(Rows from a figure dataset)
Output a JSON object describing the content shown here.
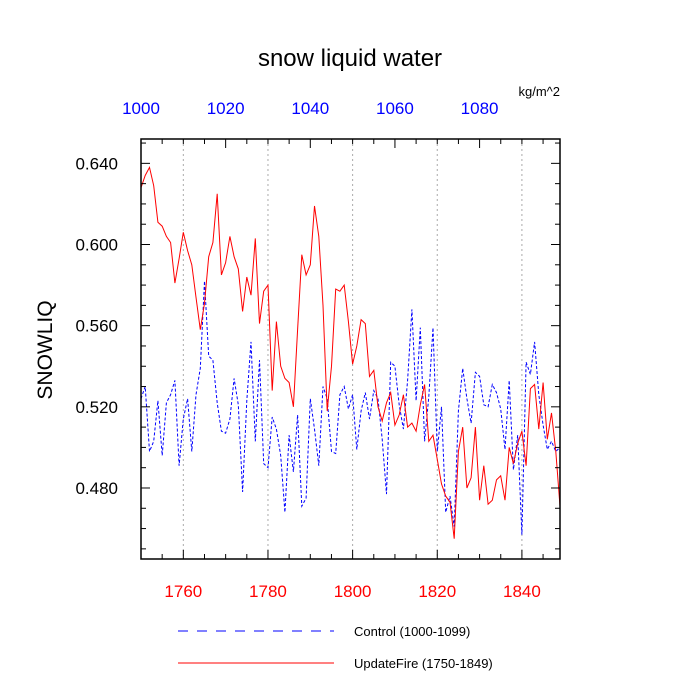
{
  "chart_data": {
    "type": "line",
    "title": "snow liquid water",
    "units": "kg/m^2",
    "ylabel": "SNOWLIQ",
    "ylim": [
      0.445,
      0.652
    ],
    "yticks": [
      0.48,
      0.52,
      0.56,
      0.6,
      0.64
    ],
    "ytick_labels": [
      "0.480",
      "0.520",
      "0.560",
      "0.600",
      "0.640"
    ],
    "top_axis": {
      "range": [
        1000,
        1099
      ],
      "ticks": [
        1000,
        1020,
        1040,
        1060,
        1080
      ],
      "tick_labels": [
        "1000",
        "1020",
        "1040",
        "1060",
        "1080"
      ],
      "color": "#0000ff"
    },
    "bottom_axis": {
      "range": [
        1750,
        1849
      ],
      "ticks": [
        1760,
        1780,
        1800,
        1820,
        1840
      ],
      "tick_labels": [
        "1760",
        "1780",
        "1800",
        "1820",
        "1840"
      ],
      "color": "#ff0000"
    },
    "grid": "vertical dotted at major bottom ticks",
    "legend_position": "bottom",
    "series": [
      {
        "name": "Control (1000-1099)",
        "color": "#0000ff",
        "style": "dashed",
        "axis": "top",
        "x_start": 1000,
        "values": [
          0.524,
          0.53,
          0.498,
          0.503,
          0.523,
          0.496,
          0.522,
          0.526,
          0.533,
          0.491,
          0.514,
          0.524,
          0.498,
          0.526,
          0.539,
          0.582,
          0.545,
          0.543,
          0.522,
          0.508,
          0.507,
          0.514,
          0.534,
          0.521,
          0.478,
          0.523,
          0.552,
          0.503,
          0.543,
          0.492,
          0.49,
          0.515,
          0.509,
          0.496,
          0.468,
          0.506,
          0.488,
          0.516,
          0.471,
          0.475,
          0.524,
          0.509,
          0.491,
          0.53,
          0.524,
          0.498,
          0.497,
          0.526,
          0.53,
          0.519,
          0.526,
          0.499,
          0.518,
          0.527,
          0.514,
          0.528,
          0.524,
          0.504,
          0.477,
          0.542,
          0.54,
          0.521,
          0.509,
          0.533,
          0.568,
          0.523,
          0.559,
          0.503,
          0.525,
          0.559,
          0.498,
          0.52,
          0.468,
          0.476,
          0.461,
          0.518,
          0.539,
          0.524,
          0.512,
          0.537,
          0.535,
          0.521,
          0.52,
          0.531,
          0.527,
          0.519,
          0.499,
          0.533,
          0.489,
          0.506,
          0.457,
          0.542,
          0.536,
          0.552,
          0.526,
          0.511,
          0.499,
          0.503,
          0.498,
          0.5
        ]
      },
      {
        "name": "UpdateFire (1750-1849)",
        "color": "#ff0000",
        "style": "solid",
        "axis": "bottom",
        "x_start": 1750,
        "values": [
          0.628,
          0.634,
          0.638,
          0.629,
          0.611,
          0.609,
          0.604,
          0.601,
          0.581,
          0.593,
          0.606,
          0.597,
          0.59,
          0.574,
          0.558,
          0.571,
          0.594,
          0.601,
          0.625,
          0.585,
          0.591,
          0.604,
          0.594,
          0.588,
          0.567,
          0.584,
          0.575,
          0.603,
          0.561,
          0.577,
          0.58,
          0.528,
          0.562,
          0.54,
          0.534,
          0.532,
          0.52,
          0.558,
          0.595,
          0.585,
          0.59,
          0.619,
          0.604,
          0.57,
          0.518,
          0.54,
          0.578,
          0.577,
          0.58,
          0.562,
          0.541,
          0.55,
          0.563,
          0.561,
          0.535,
          0.538,
          0.52,
          0.513,
          0.522,
          0.527,
          0.511,
          0.516,
          0.526,
          0.51,
          0.512,
          0.508,
          0.521,
          0.531,
          0.503,
          0.506,
          0.494,
          0.482,
          0.476,
          0.473,
          0.455,
          0.498,
          0.51,
          0.48,
          0.485,
          0.51,
          0.474,
          0.491,
          0.472,
          0.474,
          0.484,
          0.486,
          0.474,
          0.5,
          0.492,
          0.502,
          0.508,
          0.491,
          0.529,
          0.531,
          0.509,
          0.532,
          0.504,
          0.517,
          0.498,
          0.471
        ]
      }
    ]
  }
}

WHAT IS BEING ASKED
Pictures in the records above are not copied; print everything else exactly.

RESULT OF THE TASK
Output a JSON object describing the content shown here.
{
  "chart_data": {
    "type": "line",
    "title": "snow liquid water",
    "units": "kg/m^2",
    "ylabel": "SNOWLIQ",
    "ylim": [
      0.445,
      0.652
    ],
    "yticks": [
      0.48,
      0.52,
      0.56,
      0.6,
      0.64
    ],
    "ytick_labels": [
      "0.480",
      "0.520",
      "0.560",
      "0.600",
      "0.640"
    ],
    "top_axis": {
      "range": [
        1000,
        1099
      ],
      "ticks": [
        1000,
        1020,
        1040,
        1060,
        1080
      ],
      "tick_labels": [
        "1000",
        "1020",
        "1040",
        "1060",
        "1080"
      ],
      "color": "#0000ff"
    },
    "bottom_axis": {
      "range": [
        1750,
        1849
      ],
      "ticks": [
        1760,
        1780,
        1800,
        1820,
        1840
      ],
      "tick_labels": [
        "1760",
        "1780",
        "1800",
        "1820",
        "1840"
      ],
      "color": "#ff0000"
    },
    "grid": "vertical dotted at major bottom ticks",
    "legend_position": "bottom",
    "series": [
      {
        "name": "Control (1000-1099)",
        "color": "#0000ff",
        "style": "dashed",
        "axis": "top",
        "x_start": 1000,
        "values": [
          0.524,
          0.53,
          0.498,
          0.503,
          0.523,
          0.496,
          0.522,
          0.526,
          0.533,
          0.491,
          0.514,
          0.524,
          0.498,
          0.526,
          0.539,
          0.582,
          0.545,
          0.543,
          0.522,
          0.508,
          0.507,
          0.514,
          0.534,
          0.521,
          0.478,
          0.523,
          0.552,
          0.503,
          0.543,
          0.492,
          0.49,
          0.515,
          0.509,
          0.496,
          0.468,
          0.506,
          0.488,
          0.516,
          0.471,
          0.475,
          0.524,
          0.509,
          0.491,
          0.53,
          0.524,
          0.498,
          0.497,
          0.526,
          0.53,
          0.519,
          0.526,
          0.499,
          0.518,
          0.527,
          0.514,
          0.528,
          0.524,
          0.504,
          0.477,
          0.542,
          0.54,
          0.521,
          0.509,
          0.533,
          0.568,
          0.523,
          0.559,
          0.503,
          0.525,
          0.559,
          0.498,
          0.52,
          0.468,
          0.476,
          0.461,
          0.518,
          0.539,
          0.524,
          0.512,
          0.537,
          0.535,
          0.521,
          0.52,
          0.531,
          0.527,
          0.519,
          0.499,
          0.533,
          0.489,
          0.506,
          0.457,
          0.542,
          0.536,
          0.552,
          0.526,
          0.511,
          0.499,
          0.503,
          0.498,
          0.5
        ]
      },
      {
        "name": "UpdateFire (1750-1849)",
        "color": "#ff0000",
        "style": "solid",
        "axis": "bottom",
        "x_start": 1750,
        "values": [
          0.628,
          0.634,
          0.638,
          0.629,
          0.611,
          0.609,
          0.604,
          0.601,
          0.581,
          0.593,
          0.606,
          0.597,
          0.59,
          0.574,
          0.558,
          0.571,
          0.594,
          0.601,
          0.625,
          0.585,
          0.591,
          0.604,
          0.594,
          0.588,
          0.567,
          0.584,
          0.575,
          0.603,
          0.561,
          0.577,
          0.58,
          0.528,
          0.562,
          0.54,
          0.534,
          0.532,
          0.52,
          0.558,
          0.595,
          0.585,
          0.59,
          0.619,
          0.604,
          0.57,
          0.518,
          0.54,
          0.578,
          0.577,
          0.58,
          0.562,
          0.541,
          0.55,
          0.563,
          0.561,
          0.535,
          0.538,
          0.52,
          0.513,
          0.522,
          0.527,
          0.511,
          0.516,
          0.526,
          0.51,
          0.512,
          0.508,
          0.521,
          0.531,
          0.503,
          0.506,
          0.494,
          0.482,
          0.476,
          0.473,
          0.455,
          0.498,
          0.51,
          0.48,
          0.485,
          0.51,
          0.474,
          0.491,
          0.472,
          0.474,
          0.484,
          0.486,
          0.474,
          0.5,
          0.492,
          0.502,
          0.508,
          0.491,
          0.529,
          0.531,
          0.509,
          0.532,
          0.504,
          0.517,
          0.498,
          0.471
        ]
      }
    ]
  }
}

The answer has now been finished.